## JOB
Repeat the material exactly, leaving nothing out.

START RECORDS

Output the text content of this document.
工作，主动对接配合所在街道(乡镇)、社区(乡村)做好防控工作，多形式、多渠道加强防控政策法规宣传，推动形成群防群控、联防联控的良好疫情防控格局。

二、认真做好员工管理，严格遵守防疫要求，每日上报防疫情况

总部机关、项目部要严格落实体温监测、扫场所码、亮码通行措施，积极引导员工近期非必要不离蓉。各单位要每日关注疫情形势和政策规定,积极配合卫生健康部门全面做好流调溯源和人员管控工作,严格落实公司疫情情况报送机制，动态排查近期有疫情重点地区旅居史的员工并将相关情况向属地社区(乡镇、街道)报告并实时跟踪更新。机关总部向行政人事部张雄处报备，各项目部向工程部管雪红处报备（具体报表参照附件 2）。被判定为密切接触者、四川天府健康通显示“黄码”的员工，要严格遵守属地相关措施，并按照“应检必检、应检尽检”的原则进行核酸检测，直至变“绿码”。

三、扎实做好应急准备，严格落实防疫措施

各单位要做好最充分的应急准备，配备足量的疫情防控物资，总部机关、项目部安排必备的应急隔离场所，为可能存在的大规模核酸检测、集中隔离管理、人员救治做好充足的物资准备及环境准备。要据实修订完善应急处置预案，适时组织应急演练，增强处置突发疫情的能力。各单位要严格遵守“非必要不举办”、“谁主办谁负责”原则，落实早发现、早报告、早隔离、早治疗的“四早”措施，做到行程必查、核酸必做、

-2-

END RECORDS

## OUTPUT BELOW
Output the text content of this document.
工作，主动对接配合所在街道(乡镇)、社区(乡村)做好防控工作，多形式、多渠道加强防控政策法规宣传，推动形成群防群控、联防联控的良好疫情防控格局。

二、认真做好员工管理，严格遵守防疫要求，每日上报防疫情况

总部机关、项目部要严格落实体温监测、扫场所码、亮码通行措施，积极引导员工近期非必要不离蓉。各单位要每日关注疫情形势和政策规定,积极配合卫生健康部门全面做好流调溯源和人员管控工作,严格落实公司疫情情况报送机制，动态排查近期有疫情重点地区旅居史的员工并将相关情况向属地社区(乡镇、街道)报告并实时跟踪更新。机关总部向行政人事部张雄处报备，各项目部向工程部管雪红处报备（具体报表参照附件 2）。被判定为密切接触者、四川天府健康通显示“黄码”的员工，要严格遵守属地相关措施，并按照“应检必检、应检尽检”的原则进行核酸检测，直至变“绿码”。

三、扎实做好应急准备，严格落实防疫措施

各单位要做好最充分的应急准备，配备足量的疫情防控物资，总部机关、项目部安排必备的应急隔离场所，为可能存在的大规模核酸检测、集中隔离管理、人员救治做好充足的物资准备及环境准备。要据实修订完善应急处置预案，适时组织应急演练，增强处置突发疫情的能力。各单位要严格遵守“非必要不举办”、“谁主办谁负责”原则，落实早发现、早报告、早隔离、早治疗的“四早”措施，做到行程必查、核酸必做、

-2-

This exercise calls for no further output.